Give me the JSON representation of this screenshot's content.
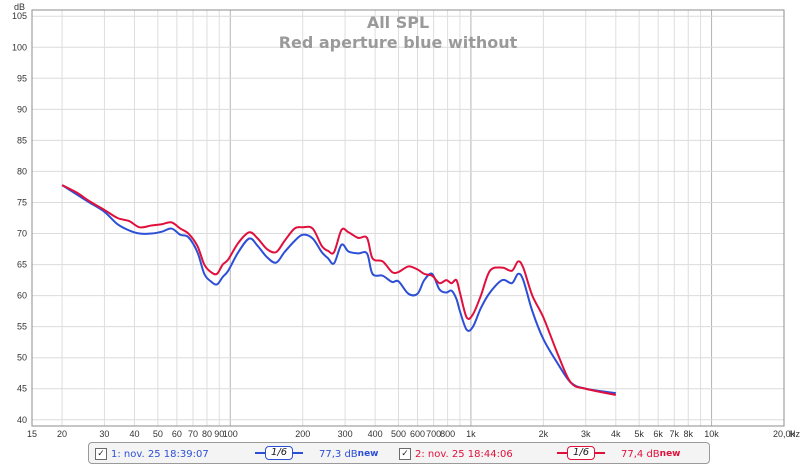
{
  "chart_data": {
    "type": "line",
    "title": "All SPL",
    "subtitle": "Red aperture blue without",
    "ylabel": "dB",
    "xlabel": "Hz",
    "x_scale": "log",
    "xlim": [
      15,
      20000
    ],
    "ylim": [
      39,
      106
    ],
    "grid": true,
    "y_ticks": [
      40,
      45,
      50,
      55,
      60,
      65,
      70,
      75,
      80,
      85,
      90,
      95,
      100,
      105
    ],
    "x_ticks": [
      {
        "v": 15,
        "label": "15"
      },
      {
        "v": 20,
        "label": "20"
      },
      {
        "v": 30,
        "label": "30"
      },
      {
        "v": 40,
        "label": "40"
      },
      {
        "v": 50,
        "label": "50"
      },
      {
        "v": 60,
        "label": "60"
      },
      {
        "v": 70,
        "label": "70"
      },
      {
        "v": 80,
        "label": "80"
      },
      {
        "v": 90,
        "label": "90"
      },
      {
        "v": 100,
        "label": "100"
      },
      {
        "v": 200,
        "label": "200"
      },
      {
        "v": 300,
        "label": "300"
      },
      {
        "v": 400,
        "label": "400"
      },
      {
        "v": 500,
        "label": "500"
      },
      {
        "v": 600,
        "label": "600"
      },
      {
        "v": 700,
        "label": "700"
      },
      {
        "v": 800,
        "label": "800"
      },
      {
        "v": 1000,
        "label": "1k"
      },
      {
        "v": 2000,
        "label": "2k"
      },
      {
        "v": 3000,
        "label": "3k"
      },
      {
        "v": 4000,
        "label": "4k"
      },
      {
        "v": 5000,
        "label": "5k"
      },
      {
        "v": 6000,
        "label": "6k"
      },
      {
        "v": 7000,
        "label": "7k"
      },
      {
        "v": 8000,
        "label": "8k"
      },
      {
        "v": 10000,
        "label": "10k"
      },
      {
        "v": 20000,
        "label": "20,0k"
      }
    ],
    "series": [
      {
        "name": "1: nov. 25 18:39:07",
        "color": "#2d4fd6",
        "x": [
          20,
          23,
          26,
          30,
          34,
          38,
          42,
          47,
          52,
          57,
          62,
          67,
          73,
          78,
          83,
          88,
          93,
          98,
          108,
          120,
          130,
          142,
          155,
          168,
          185,
          200,
          220,
          240,
          255,
          270,
          290,
          310,
          340,
          370,
          390,
          430,
          470,
          500,
          550,
          600,
          640,
          690,
          740,
          790,
          830,
          870,
          900,
          960,
          1020,
          1100,
          1200,
          1350,
          1480,
          1570,
          1650,
          1800,
          2000,
          2300,
          2600,
          3000,
          4000
        ],
        "y": [
          77.8,
          76.3,
          75.0,
          73.5,
          71.5,
          70.5,
          70.0,
          70.0,
          70.3,
          70.8,
          69.8,
          69.4,
          67.0,
          63.5,
          62.3,
          61.8,
          63.0,
          64.0,
          67.0,
          69.2,
          68.0,
          66.2,
          65.3,
          67.0,
          68.8,
          69.8,
          69.2,
          67.0,
          66.0,
          65.2,
          68.2,
          67.1,
          66.8,
          66.8,
          63.5,
          63.2,
          62.2,
          62.3,
          60.3,
          60.3,
          62.5,
          63.5,
          61.0,
          60.5,
          60.8,
          59.5,
          57.5,
          54.5,
          55.0,
          58.0,
          60.5,
          62.5,
          62.0,
          63.5,
          62.5,
          57.5,
          53.0,
          49.0,
          46.0,
          45.0,
          44.3
        ]
      },
      {
        "name": "2: nov. 25 18:44:06",
        "color": "#e0103c",
        "x": [
          20,
          23,
          26,
          30,
          34,
          38,
          42,
          47,
          52,
          57,
          62,
          67,
          73,
          78,
          83,
          88,
          93,
          98,
          108,
          120,
          130,
          142,
          155,
          168,
          185,
          200,
          220,
          240,
          255,
          270,
          290,
          310,
          340,
          370,
          390,
          430,
          470,
          500,
          550,
          600,
          640,
          690,
          740,
          790,
          830,
          870,
          900,
          960,
          1020,
          1100,
          1200,
          1350,
          1480,
          1570,
          1650,
          1800,
          2000,
          2300,
          2600,
          3000,
          4000
        ],
        "y": [
          77.8,
          76.6,
          75.2,
          73.8,
          72.5,
          72.0,
          71.0,
          71.3,
          71.5,
          71.8,
          70.8,
          70.0,
          68.0,
          65.0,
          63.8,
          63.5,
          65.0,
          65.8,
          68.5,
          70.2,
          69.2,
          67.5,
          67.0,
          68.8,
          70.8,
          71.0,
          70.8,
          68.0,
          67.2,
          67.0,
          70.6,
          70.2,
          69.3,
          69.3,
          66.0,
          65.5,
          63.8,
          63.8,
          64.7,
          64.2,
          63.5,
          63.2,
          62.0,
          62.5,
          62.0,
          62.5,
          60.5,
          56.5,
          57.0,
          60.0,
          64.0,
          64.5,
          64.0,
          65.5,
          64.5,
          60.0,
          56.5,
          50.5,
          46.0,
          45.0,
          44.0
        ]
      }
    ]
  },
  "legend": {
    "items": [
      {
        "check": "✓",
        "label": "1: nov. 25 18:39:07",
        "smoothing": "1/6",
        "level": "77,3 dB",
        "sup": "new",
        "color": "#2d4fd6"
      },
      {
        "check": "✓",
        "label": "2: nov. 25 18:44:06",
        "smoothing": "1/6",
        "level": "77,4 dB",
        "sup": "new",
        "color": "#e0103c"
      }
    ]
  }
}
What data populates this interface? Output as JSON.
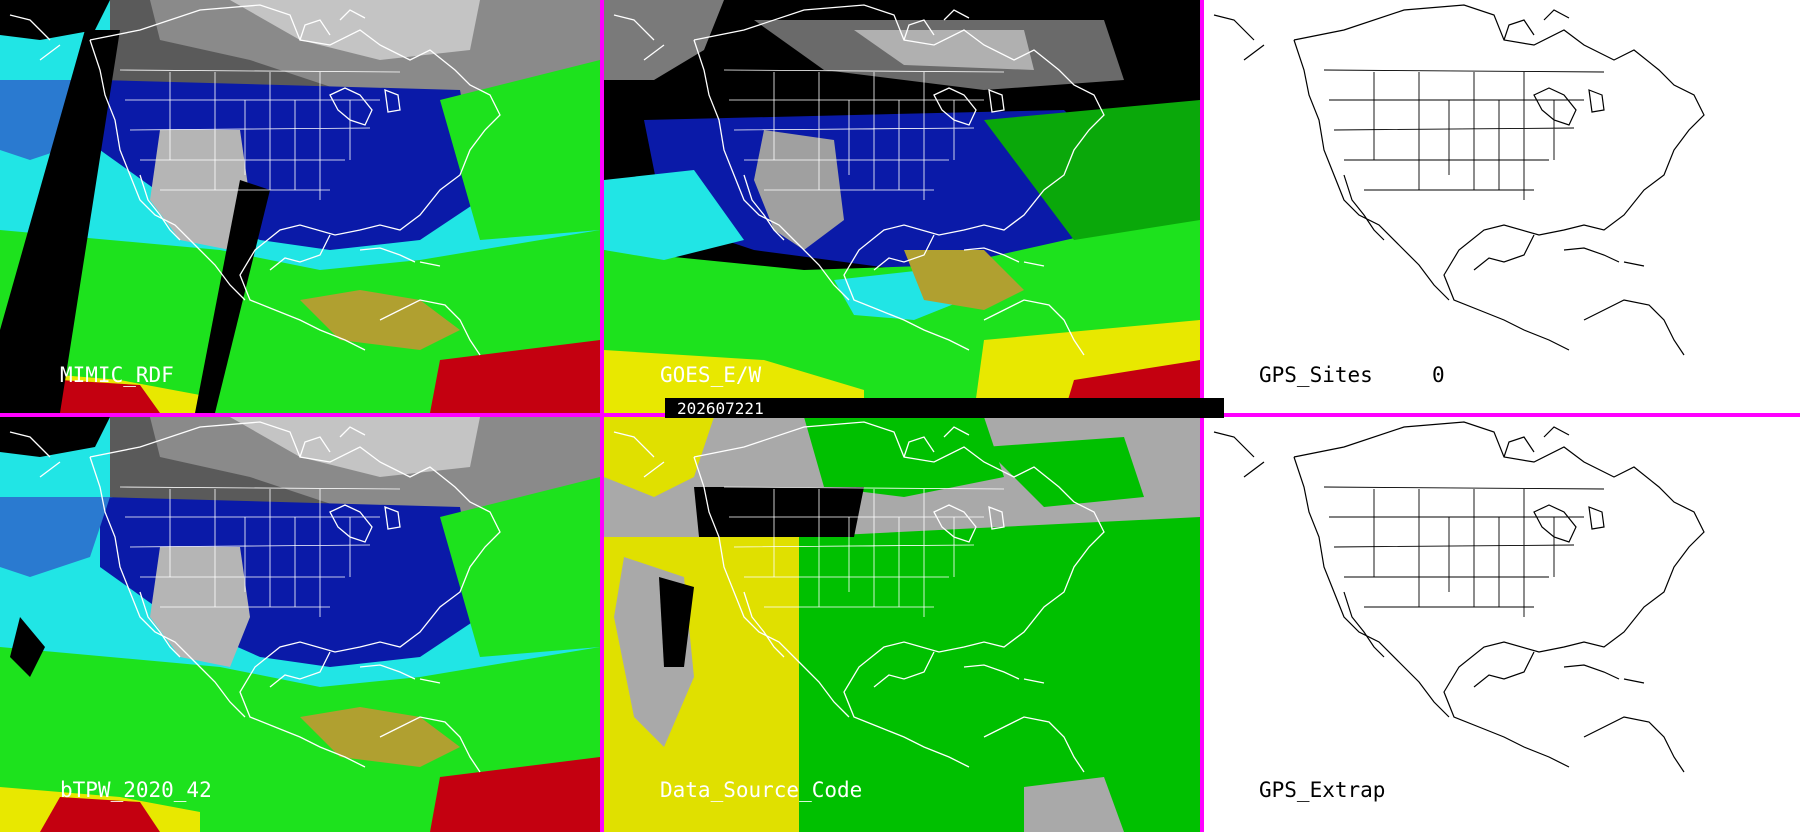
{
  "panels": {
    "top_left": {
      "label": "MIMIC_RDF"
    },
    "top_middle": {
      "label": "GOES_E/W"
    },
    "top_right": {
      "label": "GPS_Sites",
      "count": "0"
    },
    "bottom_left": {
      "label": "bTPW_2020_42"
    },
    "bottom_middle": {
      "label": "Data_Source_Code"
    },
    "bottom_right": {
      "label": "GPS_Extrap"
    }
  },
  "timestamp": "202607221",
  "colors": {
    "divider": "#ff00ff",
    "satellite_label": "#ffffff",
    "map_label": "#000000",
    "dry_gray": "#8a8a8a",
    "low_blue": "#0a1aa8",
    "mid_cyan": "#21e5e5",
    "high_green": "#1de21d",
    "higher_olive": "#b0a030",
    "very_high_yellow": "#e8e800",
    "max_red": "#c40010",
    "no_data": "#000000",
    "source_gray": "#a9a9a9",
    "source_green": "#00c000",
    "source_yellow": "#e0e000"
  },
  "icons": {
    "basemap": "north-america-outline-icon"
  }
}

□ □ □ □

> _Job_: Output the material word for word, omitting its pictures.

> _Completed task_:
Give me the JSON representation of this screenshot's content.
{
  "chart_data": {
    "type": "line",
    "title": "All SPL",
    "subtitle": "Red aperture blue without",
    "ylabel": "dB",
    "xlabel": "Hz",
    "x_scale": "log",
    "xlim": [
      15,
      20000
    ],
    "ylim": [
      39,
      106
    ],
    "grid": true,
    "y_ticks": [
      40,
      45,
      50,
      55,
      60,
      65,
      70,
      75,
      80,
      85,
      90,
      95,
      100,
      105
    ],
    "x_ticks": [
      {
        "v": 15,
        "label": "15"
      },
      {
        "v": 20,
        "label": "20"
      },
      {
        "v": 30,
        "label": "30"
      },
      {
        "v": 40,
        "label": "40"
      },
      {
        "v": 50,
        "label": "50"
      },
      {
        "v": 60,
        "label": "60"
      },
      {
        "v": 70,
        "label": "70"
      },
      {
        "v": 80,
        "label": "80"
      },
      {
        "v": 90,
        "label": "90"
      },
      {
        "v": 100,
        "label": "100"
      },
      {
        "v": 200,
        "label": "200"
      },
      {
        "v": 300,
        "label": "300"
      },
      {
        "v": 400,
        "label": "400"
      },
      {
        "v": 500,
        "label": "500"
      },
      {
        "v": 600,
        "label": "600"
      },
      {
        "v": 700,
        "label": "700"
      },
      {
        "v": 800,
        "label": "800"
      },
      {
        "v": 1000,
        "label": "1k"
      },
      {
        "v": 2000,
        "label": "2k"
      },
      {
        "v": 3000,
        "label": "3k"
      },
      {
        "v": 4000,
        "label": "4k"
      },
      {
        "v": 5000,
        "label": "5k"
      },
      {
        "v": 6000,
        "label": "6k"
      },
      {
        "v": 7000,
        "label": "7k"
      },
      {
        "v": 8000,
        "label": "8k"
      },
      {
        "v": 10000,
        "label": "10k"
      },
      {
        "v": 20000,
        "label": "20,0k"
      }
    ],
    "series": [
      {
        "name": "1: nov. 25 18:39:07",
        "color": "#2d4fd6",
        "x": [
          20,
          23,
          26,
          30,
          34,
          38,
          42,
          47,
          52,
          57,
          62,
          67,
          73,
          78,
          83,
          88,
          93,
          98,
          108,
          120,
          130,
          142,
          155,
          168,
          185,
          200,
          220,
          240,
          255,
          270,
          290,
          310,
          340,
          370,
          390,
          430,
          470,
          500,
          550,
          600,
          640,
          690,
          740,
          790,
          830,
          870,
          900,
          960,
          1020,
          1100,
          1200,
          1350,
          1480,
          1570,
          1650,
          1800,
          2000,
          2300,
          2600,
          3000,
          4000
        ],
        "y": [
          77.8,
          76.3,
          75.0,
          73.5,
          71.5,
          70.5,
          70.0,
          70.0,
          70.3,
          70.8,
          69.8,
          69.4,
          67.0,
          63.5,
          62.3,
          61.8,
          63.0,
          64.0,
          67.0,
          69.2,
          68.0,
          66.2,
          65.3,
          67.0,
          68.8,
          69.8,
          69.2,
          67.0,
          66.0,
          65.2,
          68.2,
          67.1,
          66.8,
          66.8,
          63.5,
          63.2,
          62.2,
          62.3,
          60.3,
          60.3,
          62.5,
          63.5,
          61.0,
          60.5,
          60.8,
          59.5,
          57.5,
          54.5,
          55.0,
          58.0,
          60.5,
          62.5,
          62.0,
          63.5,
          62.5,
          57.5,
          53.0,
          49.0,
          46.0,
          45.0,
          44.3
        ]
      },
      {
        "name": "2: nov. 25 18:44:06",
        "color": "#e0103c",
        "x": [
          20,
          23,
          26,
          30,
          34,
          38,
          42,
          47,
          52,
          57,
          62,
          67,
          73,
          78,
          83,
          88,
          93,
          98,
          108,
          120,
          130,
          142,
          155,
          168,
          185,
          200,
          220,
          240,
          255,
          270,
          290,
          310,
          340,
          370,
          390,
          430,
          470,
          500,
          550,
          600,
          640,
          690,
          740,
          790,
          830,
          870,
          900,
          960,
          1020,
          1100,
          1200,
          1350,
          1480,
          1570,
          1650,
          1800,
          2000,
          2300,
          2600,
          3000,
          4000
        ],
        "y": [
          77.8,
          76.6,
          75.2,
          73.8,
          72.5,
          72.0,
          71.0,
          71.3,
          71.5,
          71.8,
          70.8,
          70.0,
          68.0,
          65.0,
          63.8,
          63.5,
          65.0,
          65.8,
          68.5,
          70.2,
          69.2,
          67.5,
          67.0,
          68.8,
          70.8,
          71.0,
          70.8,
          68.0,
          67.2,
          67.0,
          70.6,
          70.2,
          69.3,
          69.3,
          66.0,
          65.5,
          63.8,
          63.8,
          64.7,
          64.2,
          63.5,
          63.2,
          62.0,
          62.5,
          62.0,
          62.5,
          60.5,
          56.5,
          57.0,
          60.0,
          64.0,
          64.5,
          64.0,
          65.5,
          64.5,
          60.0,
          56.5,
          50.5,
          46.0,
          45.0,
          44.0
        ]
      }
    ]
  },
  "legend": {
    "items": [
      {
        "check": "✓",
        "label": "1: nov. 25 18:39:07",
        "smoothing": "1/6",
        "level": "77,3 dB",
        "sup": "new",
        "color": "#2d4fd6"
      },
      {
        "check": "✓",
        "label": "2: nov. 25 18:44:06",
        "smoothing": "1/6",
        "level": "77,4 dB",
        "sup": "new",
        "color": "#e0103c"
      }
    ]
  }
}
What data populates this interface? Output as JSON.
{
  "panels": {
    "top_left": {
      "label": "MIMIC_RDF"
    },
    "top_middle": {
      "label": "GOES_E/W"
    },
    "top_right": {
      "label": "GPS_Sites",
      "count": "0"
    },
    "bottom_left": {
      "label": "bTPW_2020_42"
    },
    "bottom_middle": {
      "label": "Data_Source_Code"
    },
    "bottom_right": {
      "label": "GPS_Extrap"
    }
  },
  "timestamp": "202607221",
  "colors": {
    "divider": "#ff00ff",
    "satellite_label": "#ffffff",
    "map_label": "#000000",
    "dry_gray": "#8a8a8a",
    "low_blue": "#0a1aa8",
    "mid_cyan": "#21e5e5",
    "high_green": "#1de21d",
    "higher_olive": "#b0a030",
    "very_high_yellow": "#e8e800",
    "max_red": "#c40010",
    "no_data": "#000000",
    "source_gray": "#a9a9a9",
    "source_green": "#00c000",
    "source_yellow": "#e0e000"
  },
  "icons": {
    "basemap": "north-america-outline-icon"
  }
}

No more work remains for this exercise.